■ **Short task**
Report how many lines of the entries below contain the word "name", and nothing more.
--- begin Information given ---
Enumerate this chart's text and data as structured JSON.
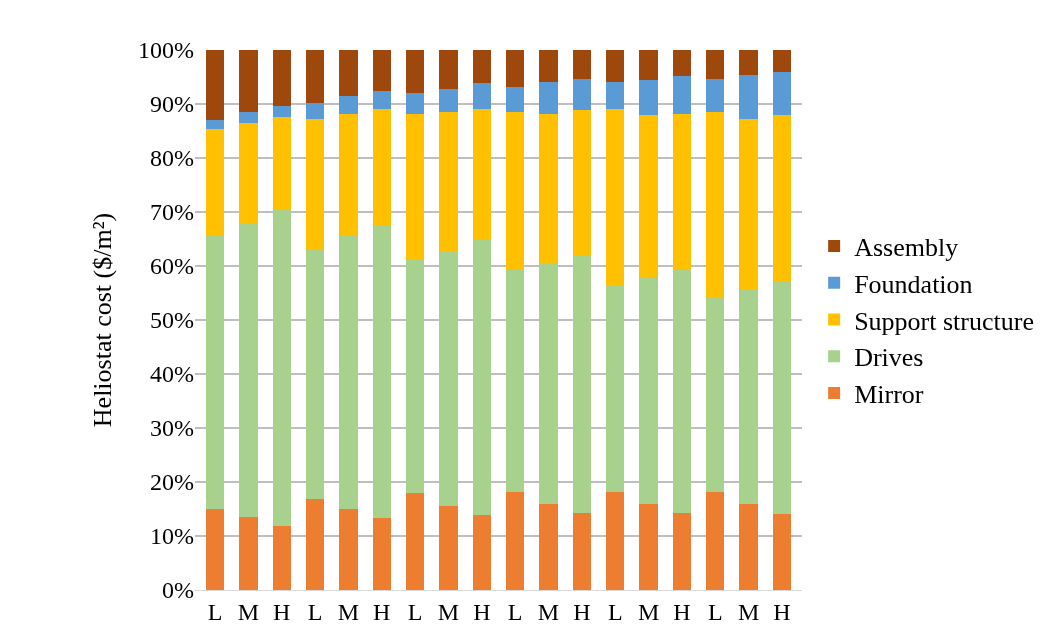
{
  "chart_data": {
    "type": "bar",
    "stacked": true,
    "ylabel": "Heliostat cost ($/m²)",
    "categories": [
      "L",
      "M",
      "H",
      "L",
      "M",
      "H",
      "L",
      "M",
      "H",
      "L",
      "M",
      "H",
      "L",
      "M",
      "H",
      "L",
      "M",
      "H"
    ],
    "series": [
      {
        "name": "Mirror",
        "color": "#ed7d31",
        "values": [
          15,
          13.6,
          11.8,
          16.8,
          15,
          13.3,
          18,
          15.6,
          13.8,
          18.2,
          16,
          14.2,
          18.2,
          16,
          14.2,
          18.2,
          16,
          14
        ]
      },
      {
        "name": "Drives",
        "color": "#a9d18e",
        "values": [
          50.5,
          54.2,
          58.5,
          46.4,
          50.5,
          54.2,
          43.3,
          47.2,
          51.2,
          41,
          44.5,
          47.8,
          38.3,
          41.8,
          45.3,
          36,
          39.5,
          43.2
        ]
      },
      {
        "name": "Support structure",
        "color": "#ffc000",
        "values": [
          19.8,
          18.7,
          17.3,
          24.1,
          22.7,
          21.5,
          26.9,
          25.7,
          24,
          29.3,
          27.7,
          26.8,
          32.5,
          30.2,
          28.7,
          34.3,
          31.8,
          30.8
        ]
      },
      {
        "name": "Foundation",
        "color": "#5b9bd5",
        "values": [
          1.7,
          2,
          2,
          2.9,
          3.2,
          3.5,
          3.8,
          4.3,
          4.8,
          4.7,
          5.8,
          5.9,
          5,
          6.5,
          7,
          6.1,
          8,
          8
        ]
      },
      {
        "name": "Assembly",
        "color": "#9e480e",
        "values": [
          13,
          11.5,
          10.4,
          9.8,
          8.6,
          7.5,
          8,
          7.2,
          6.2,
          6.8,
          6,
          5.3,
          6,
          5.5,
          4.8,
          5.4,
          4.7,
          4
        ]
      }
    ],
    "ylim": [
      0,
      100
    ],
    "yticks": [
      {
        "value": 0,
        "label": "0%"
      },
      {
        "value": 10,
        "label": "10%"
      },
      {
        "value": 20,
        "label": "20%"
      },
      {
        "value": 30,
        "label": "30%"
      },
      {
        "value": 40,
        "label": "40%"
      },
      {
        "value": 50,
        "label": "50%"
      },
      {
        "value": 60,
        "label": "60%"
      },
      {
        "value": 70,
        "label": "70%"
      },
      {
        "value": 80,
        "label": "80%"
      },
      {
        "value": 90,
        "label": "90%"
      },
      {
        "value": 100,
        "label": "100%"
      }
    ],
    "grid": "y",
    "legend": "right"
  }
}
--- end Information given ---
■ **Answer**
5